=== Your goal ===
Which lines below hold the word "free"? Report each one.

-------------------------

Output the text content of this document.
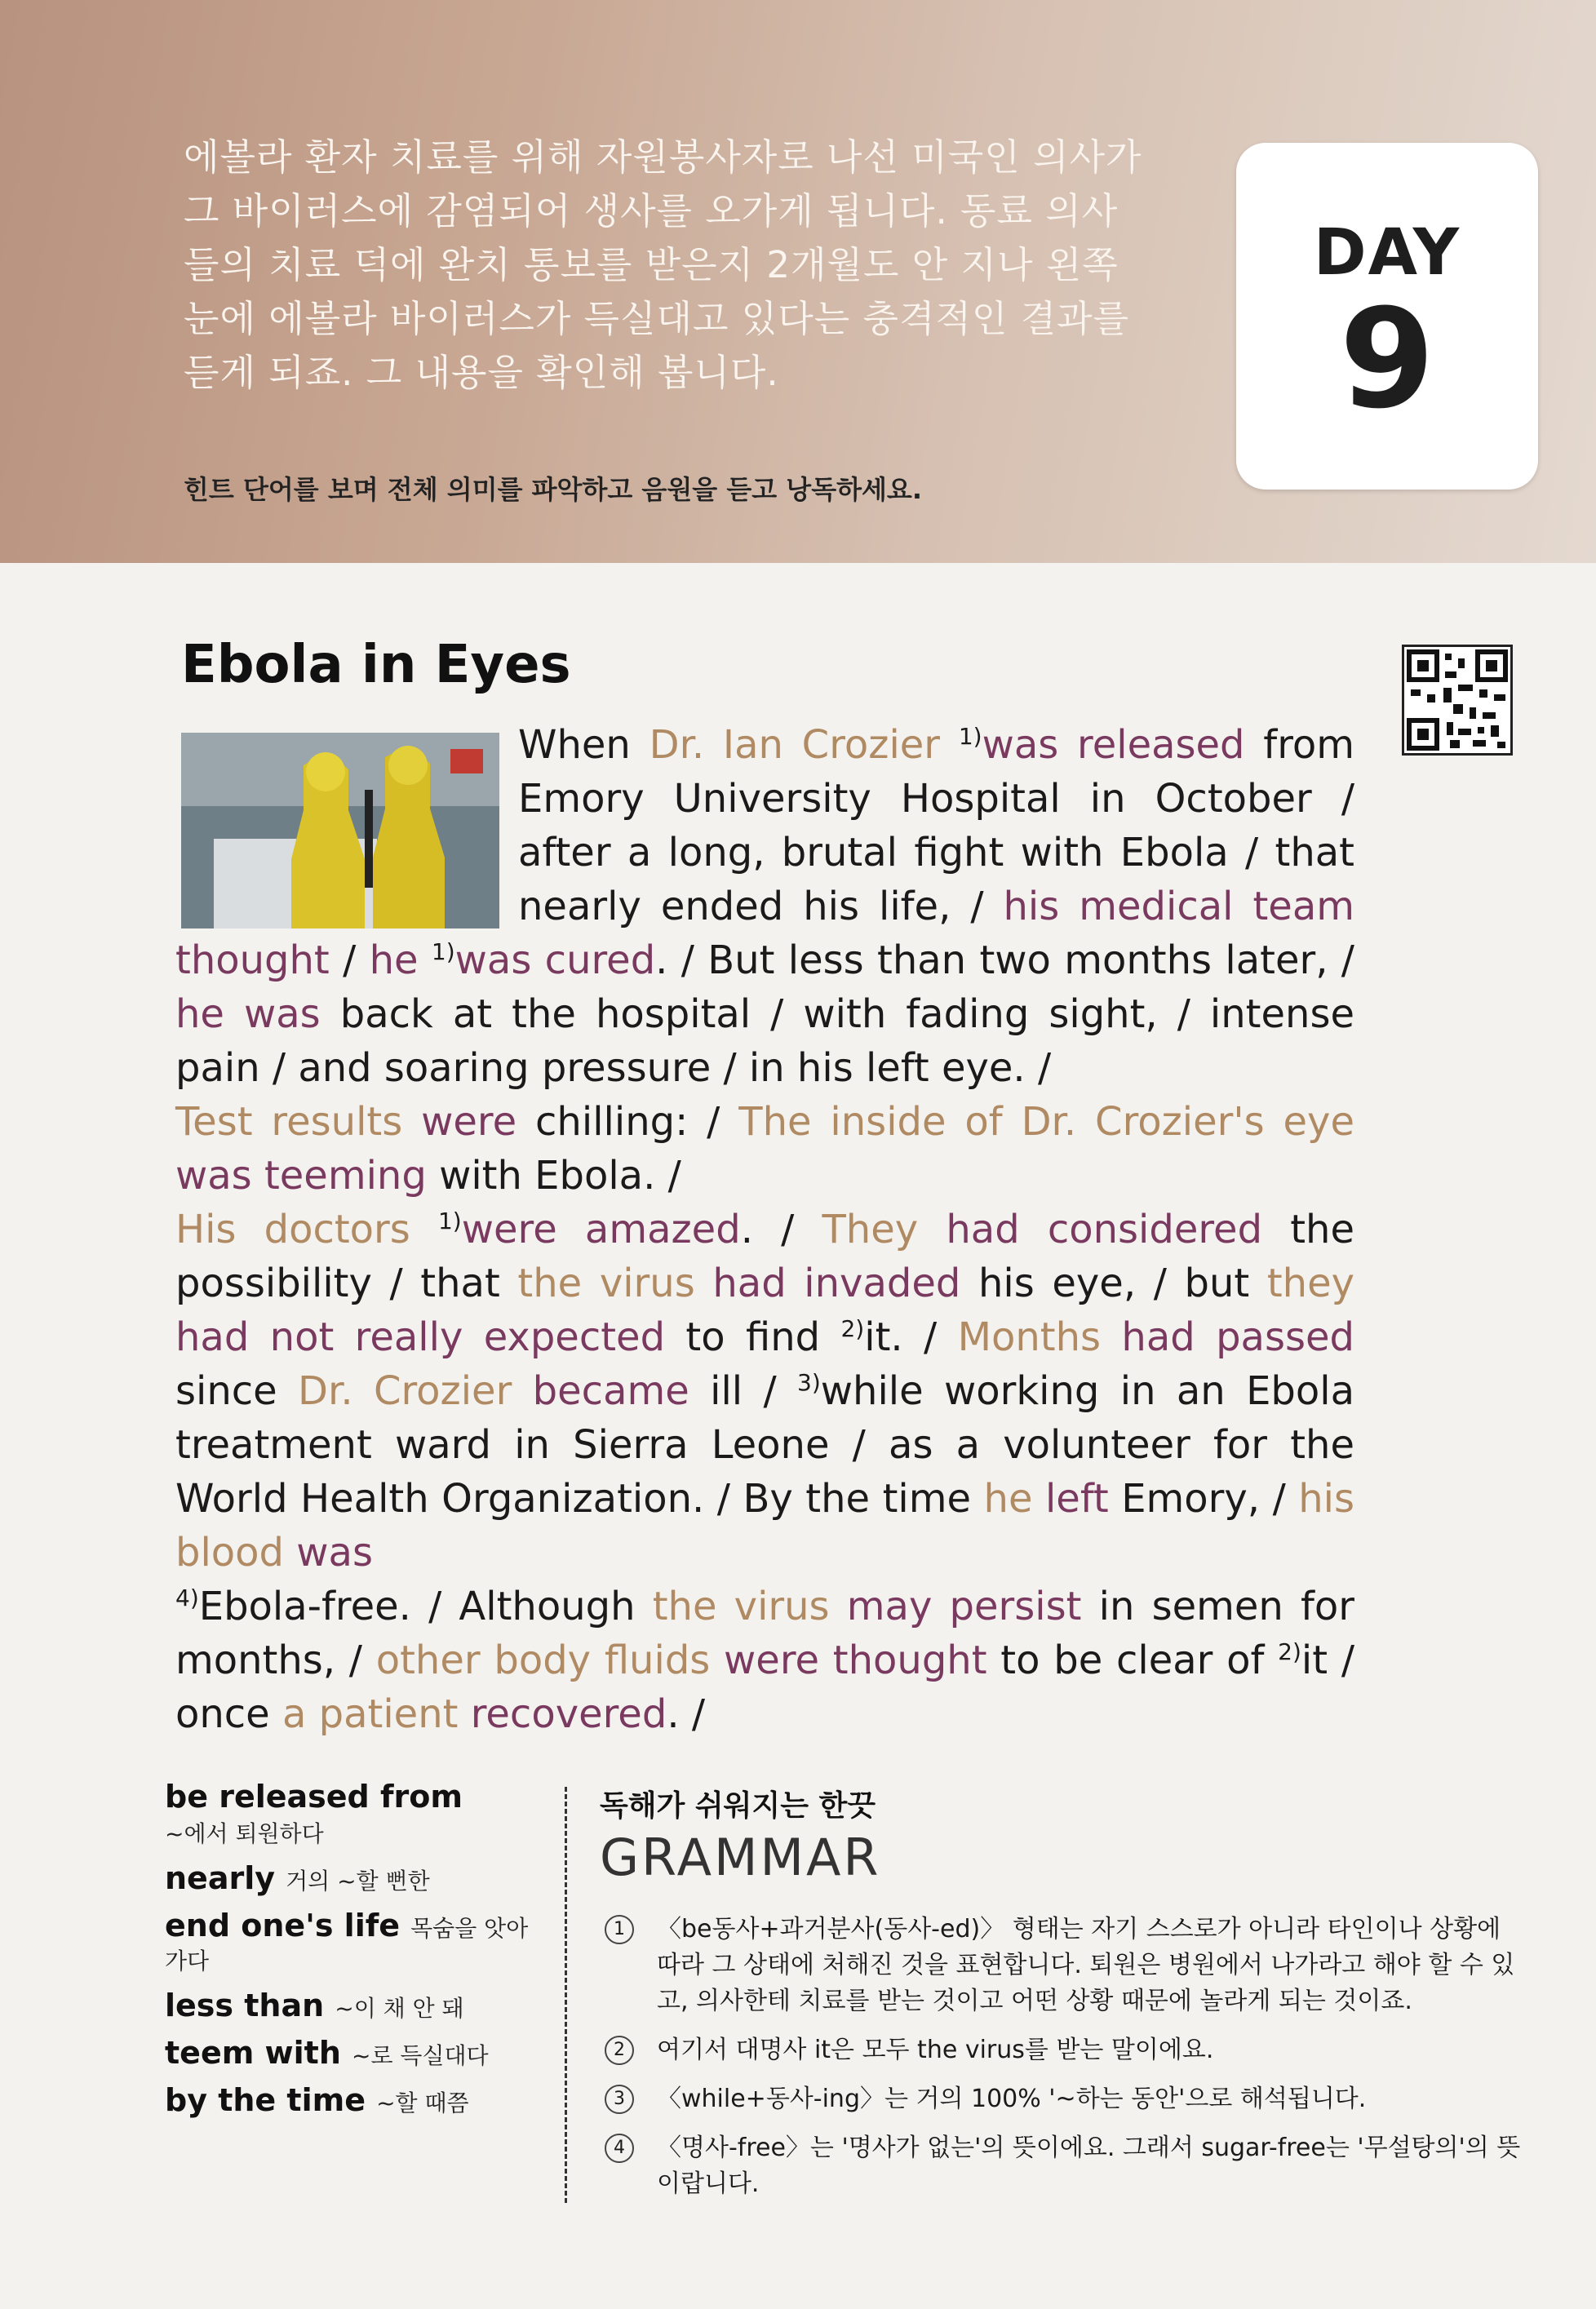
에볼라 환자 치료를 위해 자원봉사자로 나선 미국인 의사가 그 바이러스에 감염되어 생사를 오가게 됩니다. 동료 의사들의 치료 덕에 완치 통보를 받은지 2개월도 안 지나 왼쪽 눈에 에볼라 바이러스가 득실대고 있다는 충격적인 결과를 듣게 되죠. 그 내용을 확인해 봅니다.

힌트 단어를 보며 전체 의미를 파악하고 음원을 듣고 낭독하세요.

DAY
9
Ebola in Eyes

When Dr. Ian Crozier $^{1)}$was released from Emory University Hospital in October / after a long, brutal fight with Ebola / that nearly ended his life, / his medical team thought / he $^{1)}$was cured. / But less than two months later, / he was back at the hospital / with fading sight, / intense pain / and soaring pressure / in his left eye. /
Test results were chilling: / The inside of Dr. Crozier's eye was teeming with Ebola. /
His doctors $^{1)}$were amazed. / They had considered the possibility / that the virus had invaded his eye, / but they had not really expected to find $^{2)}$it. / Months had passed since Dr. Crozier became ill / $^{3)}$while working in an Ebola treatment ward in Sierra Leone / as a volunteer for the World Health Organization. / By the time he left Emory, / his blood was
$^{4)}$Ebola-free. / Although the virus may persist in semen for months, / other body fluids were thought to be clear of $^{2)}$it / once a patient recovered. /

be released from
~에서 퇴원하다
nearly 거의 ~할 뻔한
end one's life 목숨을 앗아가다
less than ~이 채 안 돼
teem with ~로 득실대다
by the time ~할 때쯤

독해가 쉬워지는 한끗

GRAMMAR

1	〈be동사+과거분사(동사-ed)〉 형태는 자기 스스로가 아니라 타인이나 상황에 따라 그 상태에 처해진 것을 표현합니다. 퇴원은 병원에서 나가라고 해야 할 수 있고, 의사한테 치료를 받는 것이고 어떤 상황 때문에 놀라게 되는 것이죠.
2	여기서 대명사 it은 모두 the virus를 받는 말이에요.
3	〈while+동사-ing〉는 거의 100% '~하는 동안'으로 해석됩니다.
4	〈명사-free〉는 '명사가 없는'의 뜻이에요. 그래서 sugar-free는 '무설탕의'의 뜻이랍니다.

-------------------------

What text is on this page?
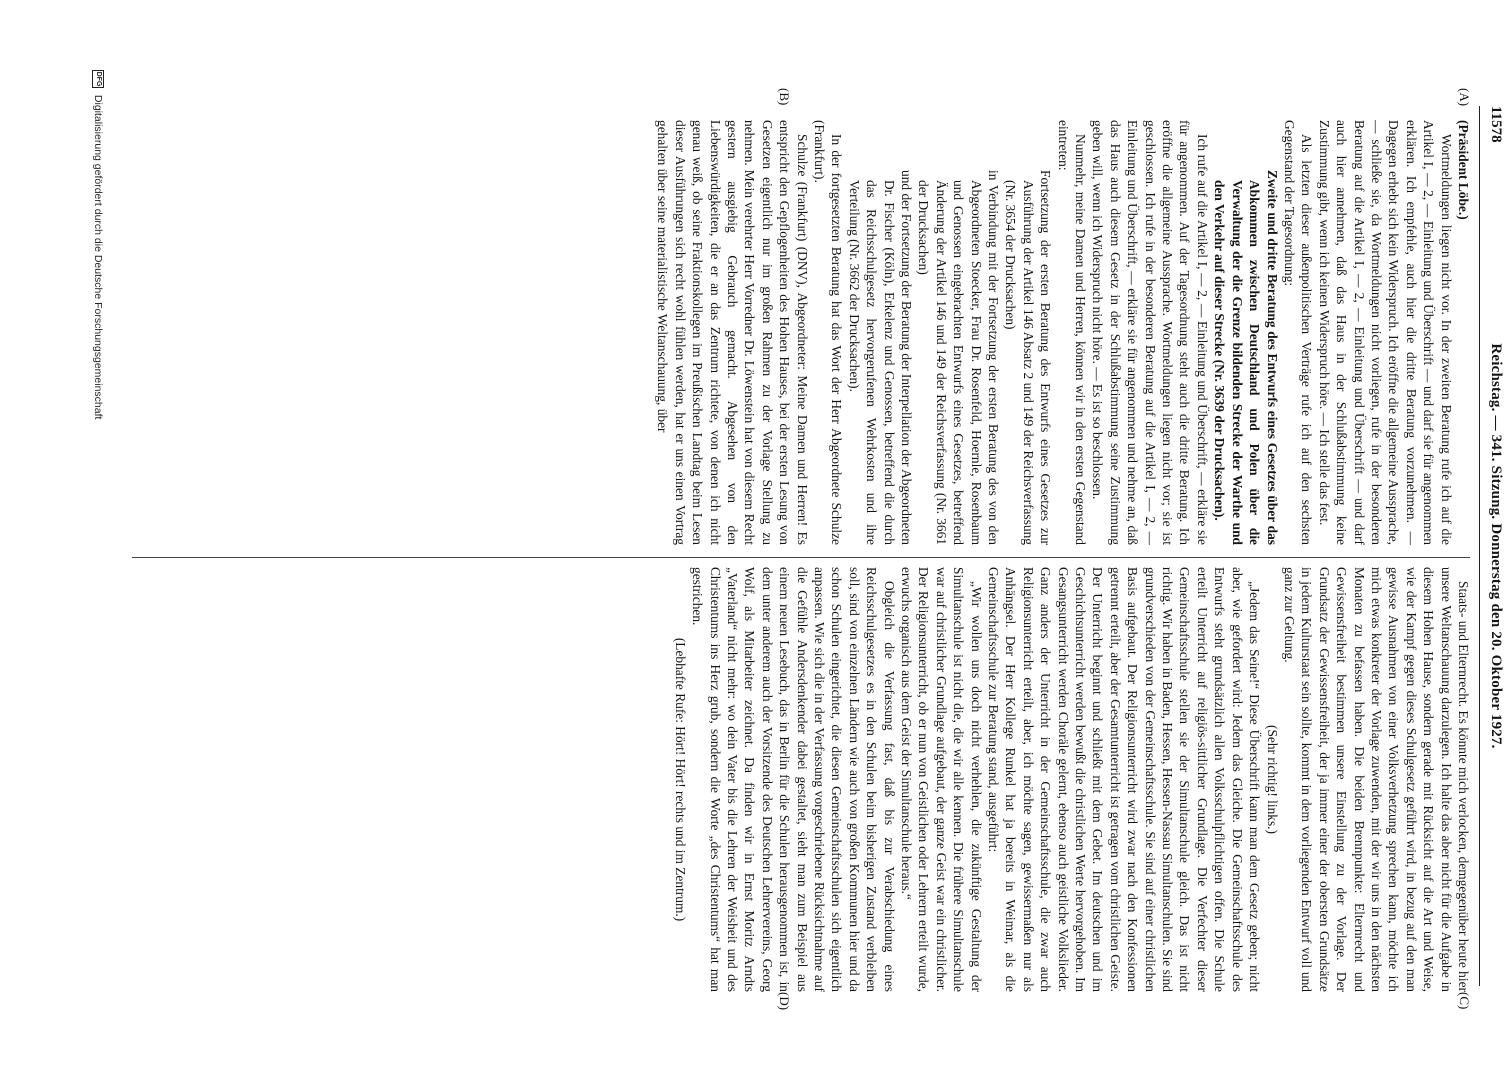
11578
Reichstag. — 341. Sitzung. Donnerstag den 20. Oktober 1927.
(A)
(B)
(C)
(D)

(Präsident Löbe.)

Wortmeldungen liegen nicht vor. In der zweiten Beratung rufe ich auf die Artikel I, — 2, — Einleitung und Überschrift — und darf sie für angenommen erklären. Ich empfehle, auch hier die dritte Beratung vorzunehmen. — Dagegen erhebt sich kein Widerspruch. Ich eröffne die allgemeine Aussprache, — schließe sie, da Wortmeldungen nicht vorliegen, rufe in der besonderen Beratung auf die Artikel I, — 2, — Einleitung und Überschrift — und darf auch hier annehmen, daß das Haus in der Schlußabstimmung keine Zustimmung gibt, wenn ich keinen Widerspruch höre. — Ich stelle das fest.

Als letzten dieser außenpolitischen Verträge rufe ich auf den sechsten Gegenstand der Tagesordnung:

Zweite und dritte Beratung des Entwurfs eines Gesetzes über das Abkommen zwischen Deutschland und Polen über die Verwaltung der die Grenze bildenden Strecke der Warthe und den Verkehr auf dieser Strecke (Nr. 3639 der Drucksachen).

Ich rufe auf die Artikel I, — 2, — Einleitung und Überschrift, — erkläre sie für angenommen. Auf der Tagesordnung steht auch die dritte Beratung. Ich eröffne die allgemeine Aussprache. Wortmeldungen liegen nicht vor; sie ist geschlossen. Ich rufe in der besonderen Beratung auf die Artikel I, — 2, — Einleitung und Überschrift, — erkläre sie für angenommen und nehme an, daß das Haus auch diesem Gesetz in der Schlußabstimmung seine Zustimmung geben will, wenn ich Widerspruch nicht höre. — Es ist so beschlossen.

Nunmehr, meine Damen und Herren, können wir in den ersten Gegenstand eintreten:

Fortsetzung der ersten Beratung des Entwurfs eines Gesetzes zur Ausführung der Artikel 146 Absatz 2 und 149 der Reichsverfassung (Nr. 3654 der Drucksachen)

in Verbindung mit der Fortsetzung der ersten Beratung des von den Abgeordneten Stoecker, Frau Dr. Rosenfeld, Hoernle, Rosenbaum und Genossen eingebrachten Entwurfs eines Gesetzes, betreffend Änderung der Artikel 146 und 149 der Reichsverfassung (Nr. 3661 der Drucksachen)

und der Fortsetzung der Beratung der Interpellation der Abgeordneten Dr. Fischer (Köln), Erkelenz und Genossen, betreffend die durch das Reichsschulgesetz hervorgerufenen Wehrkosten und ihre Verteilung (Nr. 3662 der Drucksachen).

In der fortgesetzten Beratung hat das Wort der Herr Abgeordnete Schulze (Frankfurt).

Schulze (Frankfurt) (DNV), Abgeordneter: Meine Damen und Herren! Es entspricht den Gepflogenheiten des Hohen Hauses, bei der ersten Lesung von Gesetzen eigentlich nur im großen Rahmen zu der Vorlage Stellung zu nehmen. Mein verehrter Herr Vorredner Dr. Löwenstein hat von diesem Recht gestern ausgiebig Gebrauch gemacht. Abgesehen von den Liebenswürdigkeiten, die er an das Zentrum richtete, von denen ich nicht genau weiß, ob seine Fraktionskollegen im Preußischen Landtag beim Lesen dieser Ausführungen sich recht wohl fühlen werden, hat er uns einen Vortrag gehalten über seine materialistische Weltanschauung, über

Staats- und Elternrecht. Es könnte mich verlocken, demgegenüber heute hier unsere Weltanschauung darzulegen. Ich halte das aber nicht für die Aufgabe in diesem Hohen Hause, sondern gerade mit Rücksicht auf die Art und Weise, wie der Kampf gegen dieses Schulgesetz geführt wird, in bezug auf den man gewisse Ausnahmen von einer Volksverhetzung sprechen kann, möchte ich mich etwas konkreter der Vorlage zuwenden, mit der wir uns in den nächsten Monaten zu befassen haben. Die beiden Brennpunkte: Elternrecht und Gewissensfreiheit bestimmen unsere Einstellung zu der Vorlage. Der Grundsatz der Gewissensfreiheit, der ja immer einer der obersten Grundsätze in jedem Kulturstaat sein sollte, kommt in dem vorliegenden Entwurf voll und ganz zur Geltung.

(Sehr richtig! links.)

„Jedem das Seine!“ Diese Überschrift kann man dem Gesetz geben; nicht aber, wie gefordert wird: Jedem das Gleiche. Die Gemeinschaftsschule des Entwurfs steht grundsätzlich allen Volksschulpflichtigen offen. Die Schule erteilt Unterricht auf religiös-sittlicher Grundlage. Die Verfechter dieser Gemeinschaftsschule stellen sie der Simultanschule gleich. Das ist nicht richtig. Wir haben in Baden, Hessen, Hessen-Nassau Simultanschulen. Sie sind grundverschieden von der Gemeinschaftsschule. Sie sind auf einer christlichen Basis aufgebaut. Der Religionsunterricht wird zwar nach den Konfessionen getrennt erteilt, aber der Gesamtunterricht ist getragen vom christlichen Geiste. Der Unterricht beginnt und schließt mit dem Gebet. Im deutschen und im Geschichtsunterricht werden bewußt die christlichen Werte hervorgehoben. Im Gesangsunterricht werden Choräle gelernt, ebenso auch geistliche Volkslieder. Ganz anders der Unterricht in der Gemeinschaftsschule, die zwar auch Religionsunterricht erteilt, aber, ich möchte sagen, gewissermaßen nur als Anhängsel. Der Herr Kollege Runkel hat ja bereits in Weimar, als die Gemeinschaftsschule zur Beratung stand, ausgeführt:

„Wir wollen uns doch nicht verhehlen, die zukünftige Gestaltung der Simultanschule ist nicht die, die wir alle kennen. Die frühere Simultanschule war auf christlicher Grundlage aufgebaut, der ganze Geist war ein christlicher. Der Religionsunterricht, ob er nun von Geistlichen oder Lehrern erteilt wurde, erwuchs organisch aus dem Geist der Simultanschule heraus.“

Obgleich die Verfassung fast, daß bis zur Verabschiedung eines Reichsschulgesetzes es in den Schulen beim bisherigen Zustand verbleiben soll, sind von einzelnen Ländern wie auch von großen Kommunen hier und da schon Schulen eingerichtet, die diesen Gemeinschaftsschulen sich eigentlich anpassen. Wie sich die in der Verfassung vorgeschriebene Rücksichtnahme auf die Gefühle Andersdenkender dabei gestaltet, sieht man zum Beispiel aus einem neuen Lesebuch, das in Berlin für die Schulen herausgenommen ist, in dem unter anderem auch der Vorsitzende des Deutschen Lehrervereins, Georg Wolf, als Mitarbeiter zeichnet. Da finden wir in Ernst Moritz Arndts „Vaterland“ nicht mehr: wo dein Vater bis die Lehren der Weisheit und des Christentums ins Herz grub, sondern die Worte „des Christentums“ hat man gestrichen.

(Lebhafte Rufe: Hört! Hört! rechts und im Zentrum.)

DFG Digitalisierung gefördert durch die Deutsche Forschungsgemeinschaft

-------------------------

=== Finished task ===
$^{4)}$Ebola-free. / Although the virus may persist in semen for months, / other body fluids were thought to be clear of $^{2)}$it / once a patient recovered. /
4	〈명사-free〉는 '명사가 없는'의 뜻이에요. 그래서 sugar-free는 '무설탕의'의 뜻이랍니다.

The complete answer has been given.